- Excerpted data
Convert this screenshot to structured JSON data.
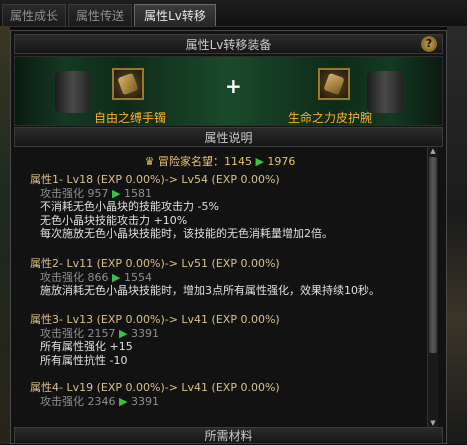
{
  "tabs": [
    {
      "label": "属性成长"
    },
    {
      "label": "属性传送"
    },
    {
      "label": "属性Lv转移"
    }
  ],
  "header": {
    "title": "属性Lv转移装备",
    "help": "?"
  },
  "banner": {
    "plus": "+",
    "left_item": "自由之缚手镯",
    "right_item": "生命之力皮护腕",
    "name_color": "#ffae2a"
  },
  "desc_header": "属性说明",
  "reputation": {
    "label": "冒险家名望：1145",
    "arrow": "▶",
    "value": "1976"
  },
  "attributes": [
    {
      "title": "属性1- Lv18 (EXP 0.00%)-> Lv54 (EXP 0.00%)",
      "stat": "攻击强化 957",
      "arrow": "▶",
      "stat_to": "1581",
      "lines": [
        "不消耗无色小晶块的技能攻击力 -5%",
        "无色小晶块技能攻击力 +10%",
        "每次施放无色小晶块技能时，该技能的无色消耗量增加2倍。"
      ]
    },
    {
      "title": "属性2- Lv11 (EXP 0.00%)-> Lv51 (EXP 0.00%)",
      "stat": "攻击强化 866",
      "arrow": "▶",
      "stat_to": "1554",
      "lines": [
        "施放消耗无色小晶块技能时，增加3点所有属性强化，效果持续10秒。"
      ]
    },
    {
      "title": "属性3- Lv13 (EXP 0.00%)-> Lv41 (EXP 0.00%)",
      "stat": "攻击强化 2157",
      "arrow": "▶",
      "stat_to": "3391",
      "lines": [
        "所有属性强化 +15",
        "所有属性抗性 -10"
      ]
    },
    {
      "title": "属性4- Lv19 (EXP 0.00%)-> Lv41 (EXP 0.00%)",
      "stat": "攻击强化 2346",
      "arrow": "▶",
      "stat_to": "3391",
      "lines": []
    }
  ],
  "materials_header": "所需材料",
  "colors": {
    "accent_gold": "#e8c36a",
    "arrow_green": "#39c24a"
  },
  "icons": {
    "help": "question-icon",
    "reputation": "crown-icon",
    "left": "bracer-icon",
    "right": "gauntlet-icon"
  }
}
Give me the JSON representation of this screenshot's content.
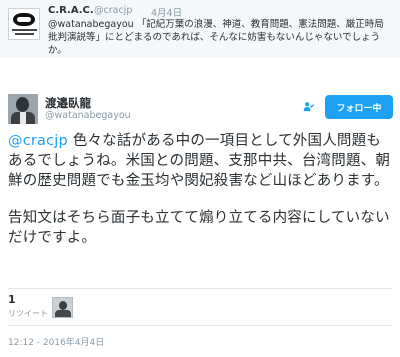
{
  "parent_tweet": {
    "name": "C.R.A.C.",
    "handle": "@cracjp",
    "time": "4月4日",
    "mention": "@watanabegayou",
    "text": "「記紀万葉の浪漫、神道、教育問題、憲法問題、厳正時局批判演説等」にとどまるのであれば、そんなに妨害もないんじゃないでしょうか。"
  },
  "main_tweet": {
    "name": "渡邉臥龍",
    "handle": "@watanabegayou",
    "follow_label": "フォロー中",
    "mention": "@cracjp",
    "paragraph1": " 色々な話がある中の一項目として外国人問題もあるでしょうね。米国との問題、支那中共、台湾問題、朝鮮の歴史問題でも金玉均や閔妃殺害など山ほどあります。",
    "paragraph2": "告知文はそちら面子も立てて煽り立てる内容にしていないだけですよ。",
    "retweet_count": "1",
    "retweet_label": "リツイート",
    "timestamp": "12:12 - 2016年4月4日"
  },
  "colors": {
    "accent": "#1da1f2",
    "secondary_text": "#8899a6",
    "parent_background": "#f5f8fa"
  },
  "icons": {
    "follow": "person-check-icon"
  }
}
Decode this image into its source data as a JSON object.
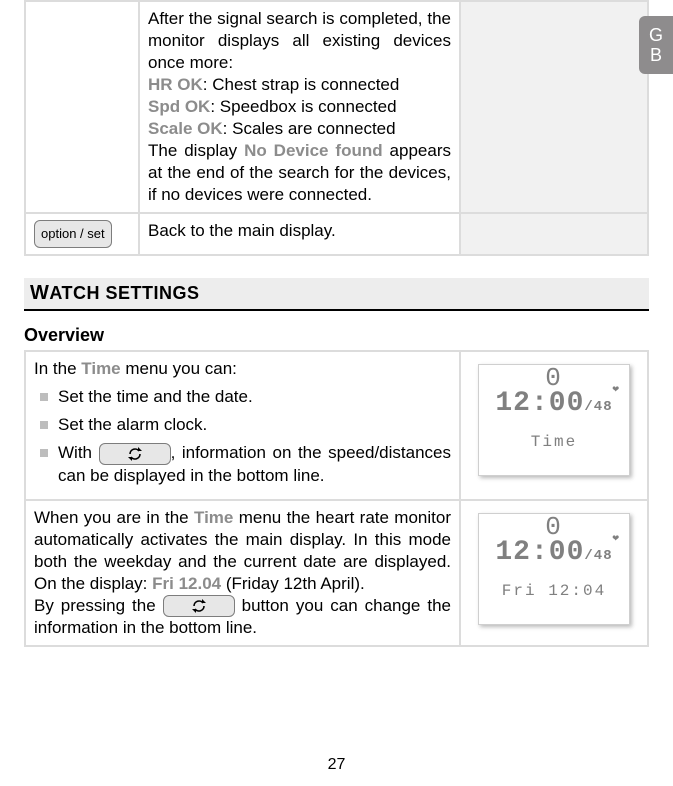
{
  "gb_tab": {
    "line1": "G",
    "line2": "B"
  },
  "device_table": {
    "row1": {
      "intro": "After the signal search is completed, the monitor displays all existing devices once more:",
      "hr_label": "HR OK",
      "hr_text": ": Chest strap is connected",
      "spd_label": "Spd OK",
      "spd_text": ": Speedbox is connected",
      "scale_label": "Scale OK",
      "scale_text": ": Scales are connected",
      "nodev_pre": "The display ",
      "nodev_label": "No Device found",
      "nodev_post": " appears at the end of the search for the devices, if no devices were con­nected."
    },
    "row2": {
      "button": "option / set",
      "text": "Back to the main display."
    }
  },
  "section_title_pre": "W",
  "section_title_rest": "ATCH SETTINGS",
  "overview_heading": "Overview",
  "overview_table": {
    "row1": {
      "intro_pre": "In the ",
      "intro_b": "Time",
      "intro_post": " menu you can:",
      "li1": "Set the time and the date.",
      "li2": "Set the alarm clock.",
      "li3_pre": "With ",
      "li3_post": ", information on the speed/dis­tances can be displayed in the bottom line.",
      "lcd": {
        "top": "0",
        "mid_main": "12:00",
        "mid_small": "/48",
        "bottom": "Time"
      }
    },
    "row2": {
      "p1_pre": "When you are in the ",
      "p1_b": "Time",
      "p1_mid": " menu the heart rate monitor automatically activates the main display. In this mode both the weekday and the current date are displayed. On the display: ",
      "p1_b2": "Fri 12.04",
      "p1_post": " (Friday 12th April).",
      "p2_pre": "By pressing the ",
      "p2_post": " button you can change the information in the bottom line.",
      "lcd": {
        "top": "0",
        "mid_main": "12:00",
        "mid_small": "/48",
        "bottom": "Fri  12:04"
      }
    }
  },
  "page_number": "27"
}
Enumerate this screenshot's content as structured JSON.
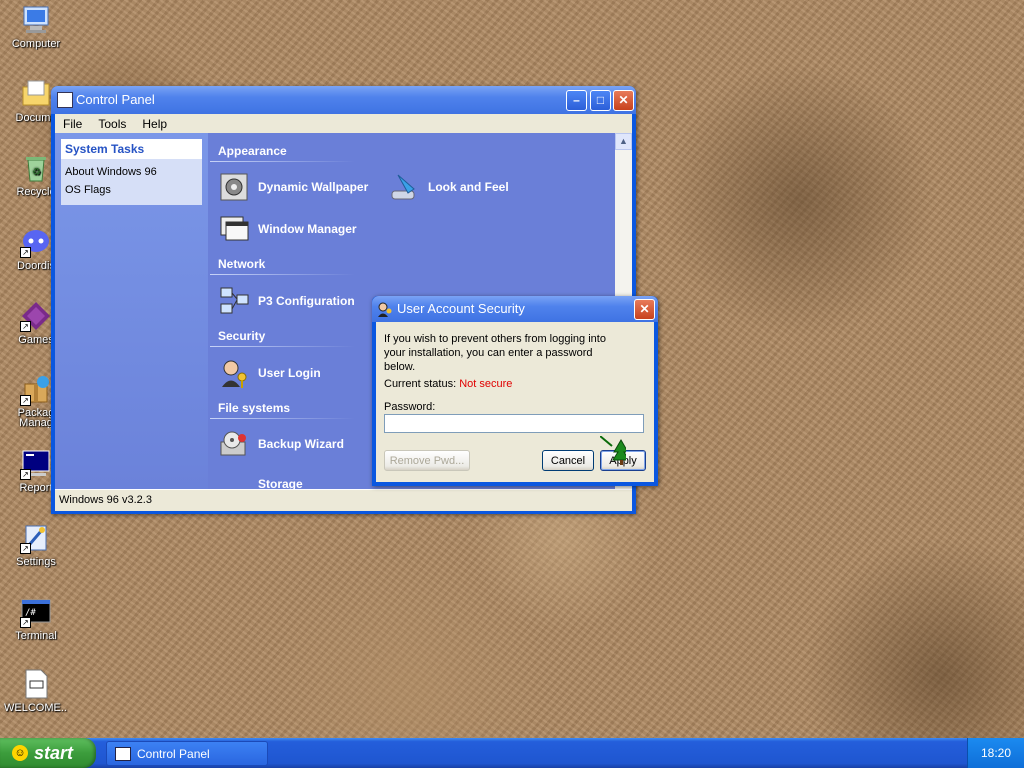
{
  "desktop": {
    "icons": [
      {
        "label": "Computer",
        "icon": "computer-icon"
      },
      {
        "label": "Docume",
        "icon": "documents-icon"
      },
      {
        "label": "Recycle",
        "icon": "recycle-bin-icon"
      },
      {
        "label": "Doordis",
        "icon": "chat-app-icon"
      },
      {
        "label": "Games",
        "icon": "games-icon"
      },
      {
        "label": "Packag Manag",
        "icon": "package-manager-icon"
      },
      {
        "label": "Report",
        "icon": "report-icon"
      },
      {
        "label": "Settings",
        "icon": "settings-icon"
      },
      {
        "label": "Terminal",
        "icon": "terminal-icon"
      },
      {
        "label": "WELCOME...",
        "icon": "text-file-icon"
      }
    ]
  },
  "control_panel": {
    "title": "Control Panel",
    "menu": [
      "File",
      "Tools",
      "Help"
    ],
    "system_tasks": {
      "heading": "System Tasks",
      "items": [
        "About Windows 96",
        "OS Flags"
      ]
    },
    "sections": {
      "appearance": "Appearance",
      "network": "Network",
      "security": "Security",
      "file_systems": "File systems"
    },
    "items": {
      "dynamic_wallpaper": "Dynamic Wallpaper",
      "look_and_feel": "Look and Feel",
      "window_manager": "Window Manager",
      "p3_configuration": "P3 Configuration",
      "user_login": "User Login",
      "backup_wizard": "Backup Wizard",
      "storage": "Storage"
    },
    "status": "Windows 96 v3.2.3"
  },
  "dialog": {
    "title": "User Account Security",
    "description": "If you wish to prevent others from logging into your installation, you can enter a password below.",
    "status_label": "Current status:",
    "status_value": "Not secure",
    "password_label": "Password:",
    "password_value": "",
    "remove_label": "Remove Pwd...",
    "cancel_label": "Cancel",
    "apply_label": "Apply"
  },
  "taskbar": {
    "start_label": "start",
    "task_label": "Control Panel",
    "clock": "18:20"
  }
}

- Short exercise
Produce an exact copy of each line of data, skipping embedded images.

- Solution for this problem
Convert this screenshot to structured JSON data.
{
  "tabs": [
    {
      "label": "属性成长"
    },
    {
      "label": "属性传送"
    },
    {
      "label": "属性Lv转移"
    }
  ],
  "header": {
    "title": "属性Lv转移装备",
    "help": "?"
  },
  "banner": {
    "plus": "+",
    "left_item": "自由之缚手镯",
    "right_item": "生命之力皮护腕",
    "name_color": "#ffae2a"
  },
  "desc_header": "属性说明",
  "reputation": {
    "label": "冒险家名望：1145",
    "arrow": "▶",
    "value": "1976"
  },
  "attributes": [
    {
      "title": "属性1- Lv18 (EXP 0.00%)-> Lv54 (EXP 0.00%)",
      "stat": "攻击强化 957",
      "arrow": "▶",
      "stat_to": "1581",
      "lines": [
        "不消耗无色小晶块的技能攻击力 -5%",
        "无色小晶块技能攻击力 +10%",
        "每次施放无色小晶块技能时，该技能的无色消耗量增加2倍。"
      ]
    },
    {
      "title": "属性2- Lv11 (EXP 0.00%)-> Lv51 (EXP 0.00%)",
      "stat": "攻击强化 866",
      "arrow": "▶",
      "stat_to": "1554",
      "lines": [
        "施放消耗无色小晶块技能时，增加3点所有属性强化，效果持续10秒。"
      ]
    },
    {
      "title": "属性3- Lv13 (EXP 0.00%)-> Lv41 (EXP 0.00%)",
      "stat": "攻击强化 2157",
      "arrow": "▶",
      "stat_to": "3391",
      "lines": [
        "所有属性强化 +15",
        "所有属性抗性 -10"
      ]
    },
    {
      "title": "属性4- Lv19 (EXP 0.00%)-> Lv41 (EXP 0.00%)",
      "stat": "攻击强化 2346",
      "arrow": "▶",
      "stat_to": "3391",
      "lines": []
    }
  ],
  "materials_header": "所需材料",
  "colors": {
    "accent_gold": "#e8c36a",
    "arrow_green": "#39c24a"
  },
  "icons": {
    "help": "question-icon",
    "reputation": "crown-icon",
    "left": "bracer-icon",
    "right": "gauntlet-icon"
  }
}
Give me the JSON representation of this screenshot's content.
{
  "parent_tweet": {
    "name": "C.R.A.C.",
    "handle": "@cracjp",
    "time": "4月4日",
    "mention": "@watanabegayou",
    "text": "「記紀万葉の浪漫、神道、教育問題、憲法問題、厳正時局批判演説等」にとどまるのであれば、そんなに妨害もないんじゃないでしょうか。"
  },
  "main_tweet": {
    "name": "渡邉臥龍",
    "handle": "@watanabegayou",
    "follow_label": "フォロー中",
    "mention": "@cracjp",
    "paragraph1": " 色々な話がある中の一項目として外国人問題もあるでしょうね。米国との問題、支那中共、台湾問題、朝鮮の歴史問題でも金玉均や閔妃殺害など山ほどあります。",
    "paragraph2": "告知文はそちら面子も立てて煽り立てる内容にしていないだけですよ。",
    "retweet_count": "1",
    "retweet_label": "リツイート",
    "timestamp": "12:12 - 2016年4月4日"
  },
  "colors": {
    "accent": "#1da1f2",
    "secondary_text": "#8899a6",
    "parent_background": "#f5f8fa"
  },
  "icons": {
    "follow": "person-check-icon"
  }
}
Decode this image into its source data as a JSON object.
{
  "gb_tab": {
    "line1": "G",
    "line2": "B"
  },
  "device_table": {
    "row1": {
      "intro": "After the signal search is completed, the monitor displays all existing devices once more:",
      "hr_label": "HR OK",
      "hr_text": ": Chest strap is connected",
      "spd_label": "Spd OK",
      "spd_text": ": Speedbox is connected",
      "scale_label": "Scale OK",
      "scale_text": ": Scales are connected",
      "nodev_pre": "The display ",
      "nodev_label": "No Device found",
      "nodev_post": " appears at the end of the search for the devices, if no devices were con­nected."
    },
    "row2": {
      "button": "option / set",
      "text": "Back to the main display."
    }
  },
  "section_title_pre": "W",
  "section_title_rest": "ATCH SETTINGS",
  "overview_heading": "Overview",
  "overview_table": {
    "row1": {
      "intro_pre": "In the ",
      "intro_b": "Time",
      "intro_post": " menu you can:",
      "li1": "Set the time and the date.",
      "li2": "Set the alarm clock.",
      "li3_pre": "With ",
      "li3_post": ", information on the speed/dis­tances can be displayed in the bottom line.",
      "lcd": {
        "top": "0",
        "mid_main": "12:00",
        "mid_small": "/48",
        "bottom": "Time"
      }
    },
    "row2": {
      "p1_pre": "When you are in the ",
      "p1_b": "Time",
      "p1_mid": " menu the heart rate monitor automatically activates the main display. In this mode both the weekday and the current date are displayed. On the display: ",
      "p1_b2": "Fri 12.04",
      "p1_post": " (Friday 12th April).",
      "p2_pre": "By pressing the ",
      "p2_post": " button you can change the information in the bottom line.",
      "lcd": {
        "top": "0",
        "mid_main": "12:00",
        "mid_small": "/48",
        "bottom": "Fri  12:04"
      }
    }
  },
  "page_number": "27"
}
Enumerate this screenshot's content as structured JSON.
{
  "desktop": {
    "icons": [
      {
        "label": "Computer",
        "icon": "computer-icon"
      },
      {
        "label": "Docume",
        "icon": "documents-icon"
      },
      {
        "label": "Recycle",
        "icon": "recycle-bin-icon"
      },
      {
        "label": "Doordis",
        "icon": "chat-app-icon"
      },
      {
        "label": "Games",
        "icon": "games-icon"
      },
      {
        "label": "Packag Manag",
        "icon": "package-manager-icon"
      },
      {
        "label": "Report",
        "icon": "report-icon"
      },
      {
        "label": "Settings",
        "icon": "settings-icon"
      },
      {
        "label": "Terminal",
        "icon": "terminal-icon"
      },
      {
        "label": "WELCOME...",
        "icon": "text-file-icon"
      }
    ]
  },
  "control_panel": {
    "title": "Control Panel",
    "menu": [
      "File",
      "Tools",
      "Help"
    ],
    "system_tasks": {
      "heading": "System Tasks",
      "items": [
        "About Windows 96",
        "OS Flags"
      ]
    },
    "sections": {
      "appearance": "Appearance",
      "network": "Network",
      "security": "Security",
      "file_systems": "File systems"
    },
    "items": {
      "dynamic_wallpaper": "Dynamic Wallpaper",
      "look_and_feel": "Look and Feel",
      "window_manager": "Window Manager",
      "p3_configuration": "P3 Configuration",
      "user_login": "User Login",
      "backup_wizard": "Backup Wizard",
      "storage": "Storage"
    },
    "status": "Windows 96 v3.2.3"
  },
  "dialog": {
    "title": "User Account Security",
    "description": "If you wish to prevent others from logging into your installation, you can enter a password below.",
    "status_label": "Current status:",
    "status_value": "Not secure",
    "password_label": "Password:",
    "password_value": "",
    "remove_label": "Remove Pwd...",
    "cancel_label": "Cancel",
    "apply_label": "Apply"
  },
  "taskbar": {
    "start_label": "start",
    "task_label": "Control Panel",
    "clock": "18:20"
  }
}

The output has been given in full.